[Collected data]
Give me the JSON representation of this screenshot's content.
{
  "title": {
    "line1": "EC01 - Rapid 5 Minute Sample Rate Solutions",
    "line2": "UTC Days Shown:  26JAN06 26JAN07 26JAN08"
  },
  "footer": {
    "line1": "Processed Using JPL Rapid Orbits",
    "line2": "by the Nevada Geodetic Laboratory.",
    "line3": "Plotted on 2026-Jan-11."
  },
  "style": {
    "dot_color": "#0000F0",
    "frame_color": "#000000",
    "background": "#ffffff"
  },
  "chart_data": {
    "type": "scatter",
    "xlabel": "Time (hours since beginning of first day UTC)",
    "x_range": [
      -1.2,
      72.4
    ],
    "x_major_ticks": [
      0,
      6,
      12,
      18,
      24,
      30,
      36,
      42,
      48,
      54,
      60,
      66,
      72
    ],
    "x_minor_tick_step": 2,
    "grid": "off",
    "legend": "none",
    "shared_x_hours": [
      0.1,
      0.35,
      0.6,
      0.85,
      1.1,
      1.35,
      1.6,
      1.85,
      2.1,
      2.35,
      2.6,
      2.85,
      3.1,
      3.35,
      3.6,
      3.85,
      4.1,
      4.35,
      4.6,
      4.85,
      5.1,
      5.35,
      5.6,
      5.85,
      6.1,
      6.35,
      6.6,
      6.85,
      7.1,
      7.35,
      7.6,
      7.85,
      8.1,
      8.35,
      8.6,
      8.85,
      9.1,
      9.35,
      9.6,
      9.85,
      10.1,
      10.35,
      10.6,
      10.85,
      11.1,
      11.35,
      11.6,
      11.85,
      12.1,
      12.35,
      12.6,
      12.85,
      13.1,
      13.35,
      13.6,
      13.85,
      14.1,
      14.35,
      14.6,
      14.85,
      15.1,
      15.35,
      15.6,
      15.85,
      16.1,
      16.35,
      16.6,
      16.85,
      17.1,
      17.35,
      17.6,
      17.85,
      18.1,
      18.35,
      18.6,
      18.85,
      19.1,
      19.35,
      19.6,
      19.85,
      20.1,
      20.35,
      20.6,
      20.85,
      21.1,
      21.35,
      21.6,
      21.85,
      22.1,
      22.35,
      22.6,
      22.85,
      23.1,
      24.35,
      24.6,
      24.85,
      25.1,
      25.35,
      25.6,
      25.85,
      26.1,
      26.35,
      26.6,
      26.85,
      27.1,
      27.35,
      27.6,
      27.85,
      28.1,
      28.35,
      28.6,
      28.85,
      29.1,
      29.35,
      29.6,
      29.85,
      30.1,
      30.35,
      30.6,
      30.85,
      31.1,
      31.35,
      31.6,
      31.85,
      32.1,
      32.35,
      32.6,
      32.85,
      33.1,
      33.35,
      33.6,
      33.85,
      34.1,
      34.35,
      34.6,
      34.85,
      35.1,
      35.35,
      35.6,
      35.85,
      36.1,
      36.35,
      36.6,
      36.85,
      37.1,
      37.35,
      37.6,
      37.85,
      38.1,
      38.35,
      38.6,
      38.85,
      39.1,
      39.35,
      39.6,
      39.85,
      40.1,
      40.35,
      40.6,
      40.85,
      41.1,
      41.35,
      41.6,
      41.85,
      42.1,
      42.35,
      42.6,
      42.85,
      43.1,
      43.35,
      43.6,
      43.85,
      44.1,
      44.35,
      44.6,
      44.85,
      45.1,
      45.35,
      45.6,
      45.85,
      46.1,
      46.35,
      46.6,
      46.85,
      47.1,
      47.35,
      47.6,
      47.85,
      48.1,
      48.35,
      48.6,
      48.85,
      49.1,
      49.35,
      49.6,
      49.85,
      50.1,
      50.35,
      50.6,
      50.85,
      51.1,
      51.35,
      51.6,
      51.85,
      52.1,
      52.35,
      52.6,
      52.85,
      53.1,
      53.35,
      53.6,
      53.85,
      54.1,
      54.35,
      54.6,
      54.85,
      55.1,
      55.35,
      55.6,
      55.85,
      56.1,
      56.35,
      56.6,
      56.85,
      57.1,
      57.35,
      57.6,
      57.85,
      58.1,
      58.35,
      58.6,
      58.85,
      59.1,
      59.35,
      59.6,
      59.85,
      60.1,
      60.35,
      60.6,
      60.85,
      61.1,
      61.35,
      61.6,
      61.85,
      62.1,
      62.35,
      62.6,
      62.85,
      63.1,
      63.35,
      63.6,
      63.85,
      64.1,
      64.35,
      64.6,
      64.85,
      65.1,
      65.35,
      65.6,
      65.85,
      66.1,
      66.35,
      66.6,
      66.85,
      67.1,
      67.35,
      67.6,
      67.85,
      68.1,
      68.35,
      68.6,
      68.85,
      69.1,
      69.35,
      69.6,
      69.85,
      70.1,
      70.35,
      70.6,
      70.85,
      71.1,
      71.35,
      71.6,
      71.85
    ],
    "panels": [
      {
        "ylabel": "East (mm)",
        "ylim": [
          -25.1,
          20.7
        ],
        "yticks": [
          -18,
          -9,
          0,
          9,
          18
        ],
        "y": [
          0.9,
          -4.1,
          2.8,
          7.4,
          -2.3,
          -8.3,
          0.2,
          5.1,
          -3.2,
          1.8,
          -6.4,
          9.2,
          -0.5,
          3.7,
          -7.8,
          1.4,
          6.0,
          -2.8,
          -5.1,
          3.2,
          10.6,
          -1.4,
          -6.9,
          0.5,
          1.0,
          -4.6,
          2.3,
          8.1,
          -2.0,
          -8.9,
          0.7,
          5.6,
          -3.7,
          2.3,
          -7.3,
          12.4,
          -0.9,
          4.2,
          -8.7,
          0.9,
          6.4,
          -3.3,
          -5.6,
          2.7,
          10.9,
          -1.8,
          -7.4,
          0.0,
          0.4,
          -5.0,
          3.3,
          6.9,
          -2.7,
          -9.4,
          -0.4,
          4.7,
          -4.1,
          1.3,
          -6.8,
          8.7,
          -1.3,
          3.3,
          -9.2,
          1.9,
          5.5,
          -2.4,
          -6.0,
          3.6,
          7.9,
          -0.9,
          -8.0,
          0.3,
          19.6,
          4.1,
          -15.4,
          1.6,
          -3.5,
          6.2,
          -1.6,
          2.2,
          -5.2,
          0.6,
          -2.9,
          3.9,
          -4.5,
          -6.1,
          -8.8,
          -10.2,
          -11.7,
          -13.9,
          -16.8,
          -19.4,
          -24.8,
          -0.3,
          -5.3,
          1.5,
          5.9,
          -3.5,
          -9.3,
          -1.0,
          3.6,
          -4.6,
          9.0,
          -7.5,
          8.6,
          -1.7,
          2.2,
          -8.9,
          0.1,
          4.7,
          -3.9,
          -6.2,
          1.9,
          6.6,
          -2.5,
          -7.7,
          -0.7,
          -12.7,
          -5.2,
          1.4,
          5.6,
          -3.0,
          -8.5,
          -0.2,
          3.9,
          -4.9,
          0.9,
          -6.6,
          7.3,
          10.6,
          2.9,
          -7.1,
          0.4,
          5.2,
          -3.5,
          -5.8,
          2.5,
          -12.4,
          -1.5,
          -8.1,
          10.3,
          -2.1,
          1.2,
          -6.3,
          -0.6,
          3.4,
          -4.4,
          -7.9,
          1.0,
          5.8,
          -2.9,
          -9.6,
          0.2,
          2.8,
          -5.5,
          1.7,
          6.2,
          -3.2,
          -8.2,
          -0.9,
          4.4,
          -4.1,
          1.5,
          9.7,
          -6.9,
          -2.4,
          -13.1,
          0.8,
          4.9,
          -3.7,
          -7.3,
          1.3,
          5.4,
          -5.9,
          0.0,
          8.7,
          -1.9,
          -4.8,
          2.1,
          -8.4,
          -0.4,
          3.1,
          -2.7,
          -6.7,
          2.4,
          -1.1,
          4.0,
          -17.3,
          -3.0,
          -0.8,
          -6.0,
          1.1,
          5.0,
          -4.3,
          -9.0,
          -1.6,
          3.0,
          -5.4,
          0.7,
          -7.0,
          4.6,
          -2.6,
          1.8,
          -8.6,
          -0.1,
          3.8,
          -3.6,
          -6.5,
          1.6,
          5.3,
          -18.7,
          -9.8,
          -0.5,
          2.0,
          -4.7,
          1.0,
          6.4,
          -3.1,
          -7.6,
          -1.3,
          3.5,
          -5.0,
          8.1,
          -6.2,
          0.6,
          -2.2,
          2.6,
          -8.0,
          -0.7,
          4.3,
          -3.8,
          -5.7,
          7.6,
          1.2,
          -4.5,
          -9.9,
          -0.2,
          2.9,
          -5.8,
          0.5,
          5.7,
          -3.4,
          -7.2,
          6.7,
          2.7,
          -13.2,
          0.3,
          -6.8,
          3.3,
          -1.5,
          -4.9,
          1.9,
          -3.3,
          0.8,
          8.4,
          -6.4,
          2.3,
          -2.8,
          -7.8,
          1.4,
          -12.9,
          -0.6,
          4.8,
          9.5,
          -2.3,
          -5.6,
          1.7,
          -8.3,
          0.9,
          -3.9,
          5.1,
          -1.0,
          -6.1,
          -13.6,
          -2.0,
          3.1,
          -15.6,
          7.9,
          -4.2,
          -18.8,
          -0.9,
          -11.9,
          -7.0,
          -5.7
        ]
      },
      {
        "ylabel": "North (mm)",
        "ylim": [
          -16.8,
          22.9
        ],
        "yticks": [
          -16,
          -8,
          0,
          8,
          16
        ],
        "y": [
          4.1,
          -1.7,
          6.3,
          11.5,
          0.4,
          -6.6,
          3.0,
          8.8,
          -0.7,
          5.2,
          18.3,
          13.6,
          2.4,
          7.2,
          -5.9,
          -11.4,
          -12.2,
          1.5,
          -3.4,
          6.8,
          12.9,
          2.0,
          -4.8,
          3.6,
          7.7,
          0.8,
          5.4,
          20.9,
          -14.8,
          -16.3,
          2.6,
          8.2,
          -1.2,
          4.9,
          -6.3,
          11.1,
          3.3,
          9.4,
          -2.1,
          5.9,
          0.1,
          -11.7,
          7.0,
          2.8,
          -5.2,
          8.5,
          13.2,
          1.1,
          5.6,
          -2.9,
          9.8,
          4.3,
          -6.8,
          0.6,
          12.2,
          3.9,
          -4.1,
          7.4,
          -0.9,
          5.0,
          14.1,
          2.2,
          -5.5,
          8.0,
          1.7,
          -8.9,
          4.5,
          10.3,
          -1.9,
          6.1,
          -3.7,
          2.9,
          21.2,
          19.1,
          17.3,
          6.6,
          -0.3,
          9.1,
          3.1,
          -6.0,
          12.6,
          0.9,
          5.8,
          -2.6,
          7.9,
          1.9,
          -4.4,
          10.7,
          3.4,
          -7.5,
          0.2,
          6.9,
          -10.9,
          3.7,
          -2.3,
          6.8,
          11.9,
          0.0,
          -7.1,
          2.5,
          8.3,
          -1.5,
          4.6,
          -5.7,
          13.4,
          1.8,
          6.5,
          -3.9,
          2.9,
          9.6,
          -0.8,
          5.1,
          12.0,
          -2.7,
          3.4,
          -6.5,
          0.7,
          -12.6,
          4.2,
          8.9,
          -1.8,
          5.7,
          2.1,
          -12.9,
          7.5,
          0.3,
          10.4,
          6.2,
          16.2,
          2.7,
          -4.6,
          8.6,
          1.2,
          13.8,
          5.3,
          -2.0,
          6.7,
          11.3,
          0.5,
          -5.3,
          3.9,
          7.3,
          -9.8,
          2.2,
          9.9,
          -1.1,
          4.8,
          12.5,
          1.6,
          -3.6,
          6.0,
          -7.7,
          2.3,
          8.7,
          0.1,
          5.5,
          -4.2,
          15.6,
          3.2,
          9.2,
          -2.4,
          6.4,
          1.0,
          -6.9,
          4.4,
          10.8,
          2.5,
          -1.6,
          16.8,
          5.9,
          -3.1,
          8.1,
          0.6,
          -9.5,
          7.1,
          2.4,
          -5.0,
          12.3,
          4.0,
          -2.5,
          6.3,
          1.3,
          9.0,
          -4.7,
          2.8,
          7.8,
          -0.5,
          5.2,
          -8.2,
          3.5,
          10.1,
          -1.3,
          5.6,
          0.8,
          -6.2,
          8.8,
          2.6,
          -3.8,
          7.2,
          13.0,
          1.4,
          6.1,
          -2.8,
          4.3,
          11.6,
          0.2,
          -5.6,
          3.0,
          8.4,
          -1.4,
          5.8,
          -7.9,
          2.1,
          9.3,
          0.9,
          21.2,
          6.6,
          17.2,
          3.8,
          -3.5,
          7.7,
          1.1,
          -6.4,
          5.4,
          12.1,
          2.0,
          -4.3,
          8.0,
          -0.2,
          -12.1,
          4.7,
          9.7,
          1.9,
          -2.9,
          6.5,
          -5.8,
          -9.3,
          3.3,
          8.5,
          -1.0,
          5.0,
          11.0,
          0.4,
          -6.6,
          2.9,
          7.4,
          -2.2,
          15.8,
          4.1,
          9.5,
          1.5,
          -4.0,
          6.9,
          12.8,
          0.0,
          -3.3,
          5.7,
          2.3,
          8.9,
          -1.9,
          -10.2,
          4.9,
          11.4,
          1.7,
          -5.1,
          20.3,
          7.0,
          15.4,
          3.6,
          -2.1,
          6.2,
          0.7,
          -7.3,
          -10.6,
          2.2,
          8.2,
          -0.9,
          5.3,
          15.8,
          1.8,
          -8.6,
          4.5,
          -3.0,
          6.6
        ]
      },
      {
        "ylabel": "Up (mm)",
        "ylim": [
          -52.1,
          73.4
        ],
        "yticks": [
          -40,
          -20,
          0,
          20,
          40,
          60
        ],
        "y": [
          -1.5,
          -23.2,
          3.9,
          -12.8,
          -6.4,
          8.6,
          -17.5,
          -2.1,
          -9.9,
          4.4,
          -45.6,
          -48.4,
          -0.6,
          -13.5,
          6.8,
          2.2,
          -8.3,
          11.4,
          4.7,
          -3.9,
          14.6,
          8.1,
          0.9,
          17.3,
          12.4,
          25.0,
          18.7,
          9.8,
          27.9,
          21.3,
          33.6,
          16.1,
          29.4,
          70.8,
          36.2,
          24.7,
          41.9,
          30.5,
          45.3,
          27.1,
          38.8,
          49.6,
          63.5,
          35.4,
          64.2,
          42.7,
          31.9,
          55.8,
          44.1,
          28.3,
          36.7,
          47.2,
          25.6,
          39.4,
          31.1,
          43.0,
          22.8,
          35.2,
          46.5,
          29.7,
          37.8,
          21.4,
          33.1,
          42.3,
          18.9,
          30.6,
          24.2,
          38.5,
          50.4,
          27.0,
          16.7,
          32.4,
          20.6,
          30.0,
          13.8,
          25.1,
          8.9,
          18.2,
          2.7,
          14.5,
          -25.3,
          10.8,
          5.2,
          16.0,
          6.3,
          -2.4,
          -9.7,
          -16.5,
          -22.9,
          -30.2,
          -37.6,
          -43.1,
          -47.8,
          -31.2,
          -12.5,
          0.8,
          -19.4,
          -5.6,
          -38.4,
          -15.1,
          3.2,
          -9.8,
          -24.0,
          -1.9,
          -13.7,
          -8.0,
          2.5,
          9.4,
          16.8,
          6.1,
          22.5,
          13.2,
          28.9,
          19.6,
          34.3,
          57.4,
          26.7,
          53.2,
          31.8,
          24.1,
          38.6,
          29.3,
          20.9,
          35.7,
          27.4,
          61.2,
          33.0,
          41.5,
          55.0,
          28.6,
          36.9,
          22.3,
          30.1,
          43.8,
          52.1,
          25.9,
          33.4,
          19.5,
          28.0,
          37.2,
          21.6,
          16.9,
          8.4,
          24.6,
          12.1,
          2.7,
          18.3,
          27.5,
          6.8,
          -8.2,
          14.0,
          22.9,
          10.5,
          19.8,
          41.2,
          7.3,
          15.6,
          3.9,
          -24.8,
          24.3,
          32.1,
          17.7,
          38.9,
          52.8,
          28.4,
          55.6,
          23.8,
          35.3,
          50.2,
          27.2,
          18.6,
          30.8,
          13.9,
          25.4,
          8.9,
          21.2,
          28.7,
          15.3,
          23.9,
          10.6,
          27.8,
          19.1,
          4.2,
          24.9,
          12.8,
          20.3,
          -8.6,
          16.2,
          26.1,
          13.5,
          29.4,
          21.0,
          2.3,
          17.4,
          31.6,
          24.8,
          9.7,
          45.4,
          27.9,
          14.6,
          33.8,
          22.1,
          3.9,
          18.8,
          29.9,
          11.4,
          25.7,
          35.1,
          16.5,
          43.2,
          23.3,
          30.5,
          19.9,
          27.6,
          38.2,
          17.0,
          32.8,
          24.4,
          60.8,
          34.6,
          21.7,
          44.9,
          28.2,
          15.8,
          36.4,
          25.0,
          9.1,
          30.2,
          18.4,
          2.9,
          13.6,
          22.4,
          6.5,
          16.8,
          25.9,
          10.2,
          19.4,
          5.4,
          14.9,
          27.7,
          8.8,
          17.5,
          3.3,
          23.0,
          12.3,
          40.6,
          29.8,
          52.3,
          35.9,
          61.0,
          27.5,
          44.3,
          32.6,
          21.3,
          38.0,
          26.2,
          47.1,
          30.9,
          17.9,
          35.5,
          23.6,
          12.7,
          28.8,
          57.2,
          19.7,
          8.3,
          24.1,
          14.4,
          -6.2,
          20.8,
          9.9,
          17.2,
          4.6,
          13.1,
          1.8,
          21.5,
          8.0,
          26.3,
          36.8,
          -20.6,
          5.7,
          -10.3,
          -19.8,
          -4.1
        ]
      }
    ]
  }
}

• _Given instruction_
Show the lines from the data above that contain the string "ylabel".

• _Solved problem_
        "ylabel": "East (mm)",
        "ylabel": "North (mm)",
        "ylabel": "Up (mm)",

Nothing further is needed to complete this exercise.